Task statement →
Search the listing for "installed" and copy every line where it appears.
## start Given records
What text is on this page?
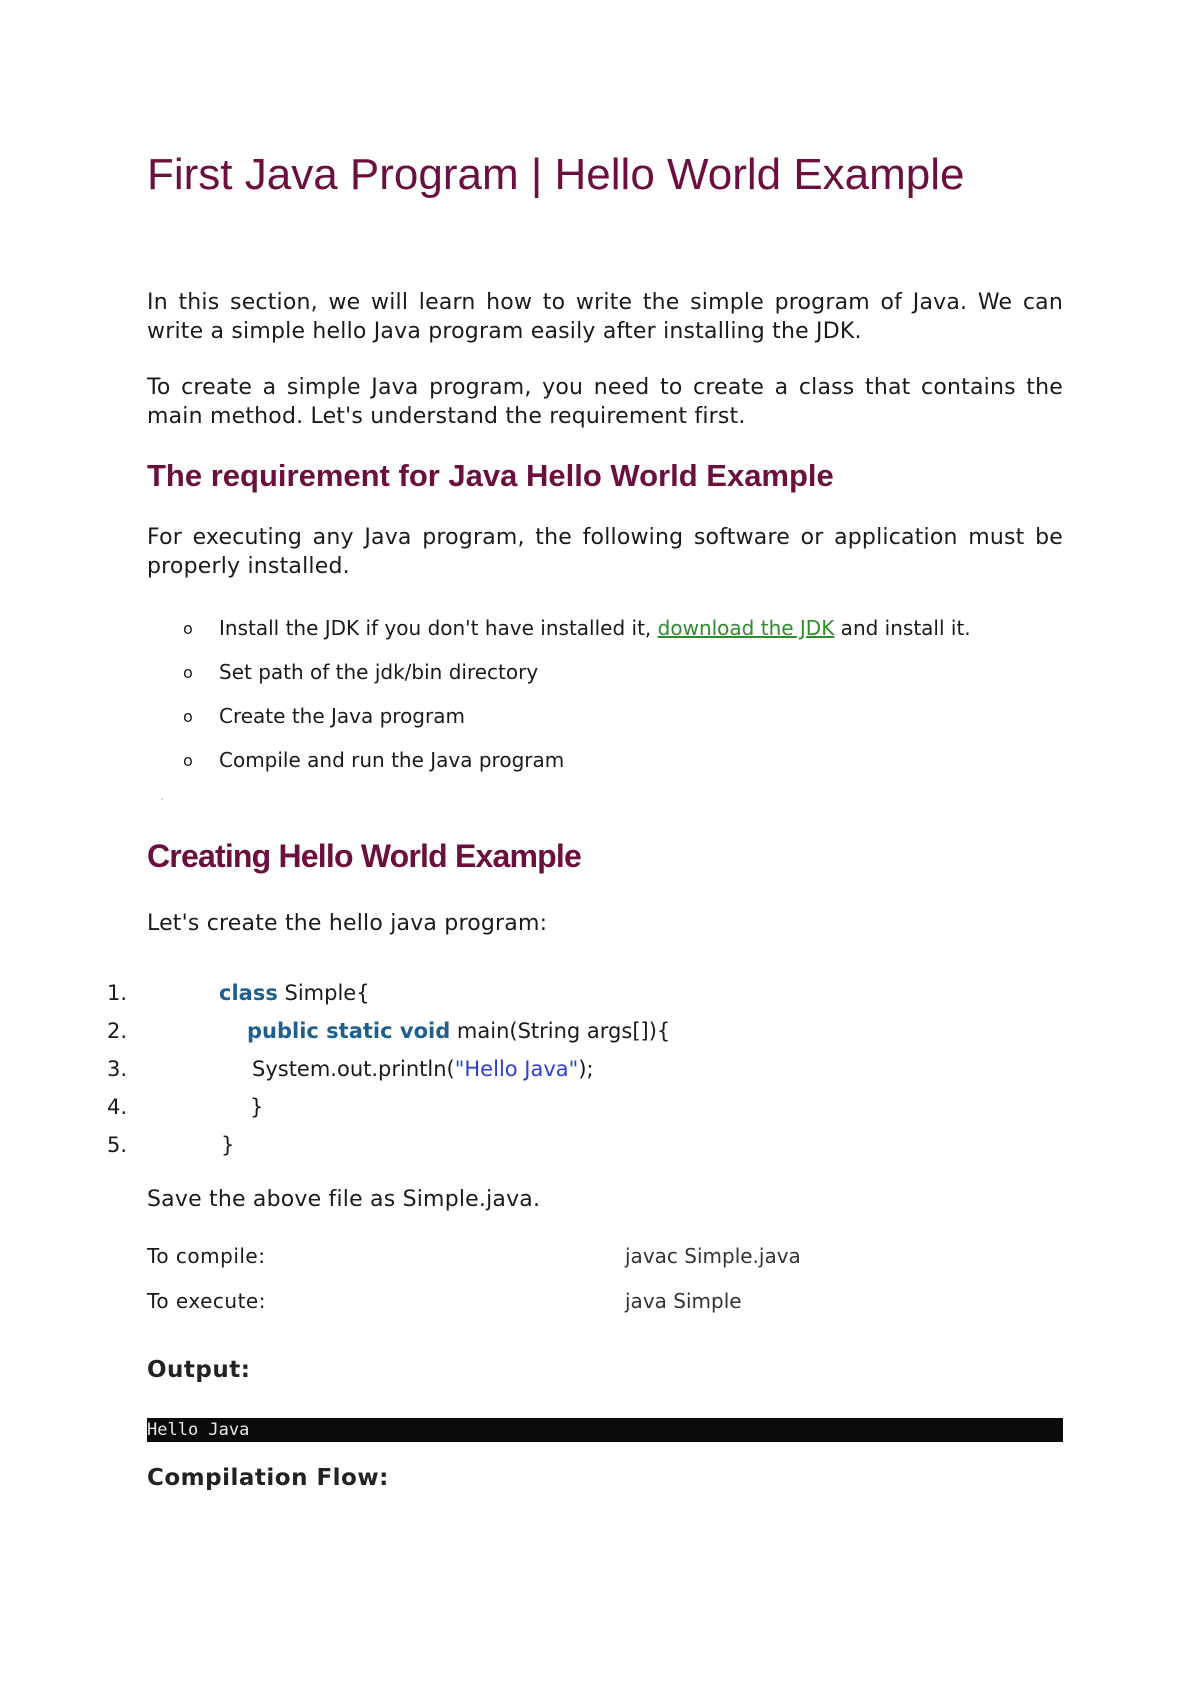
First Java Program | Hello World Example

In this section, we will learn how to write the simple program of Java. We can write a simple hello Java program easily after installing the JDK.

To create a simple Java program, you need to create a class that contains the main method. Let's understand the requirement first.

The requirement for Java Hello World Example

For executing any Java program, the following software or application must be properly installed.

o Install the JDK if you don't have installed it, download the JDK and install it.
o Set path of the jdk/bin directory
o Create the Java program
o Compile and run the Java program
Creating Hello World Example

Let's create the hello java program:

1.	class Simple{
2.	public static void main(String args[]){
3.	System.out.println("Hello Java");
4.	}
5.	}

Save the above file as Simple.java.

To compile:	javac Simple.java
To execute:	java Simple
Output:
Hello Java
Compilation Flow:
## end Given records
Result for this exercise →
For executing any Java program, the following software or application must be properly installed.
o Install the JDK if you don't have installed it, download the JDK and install it.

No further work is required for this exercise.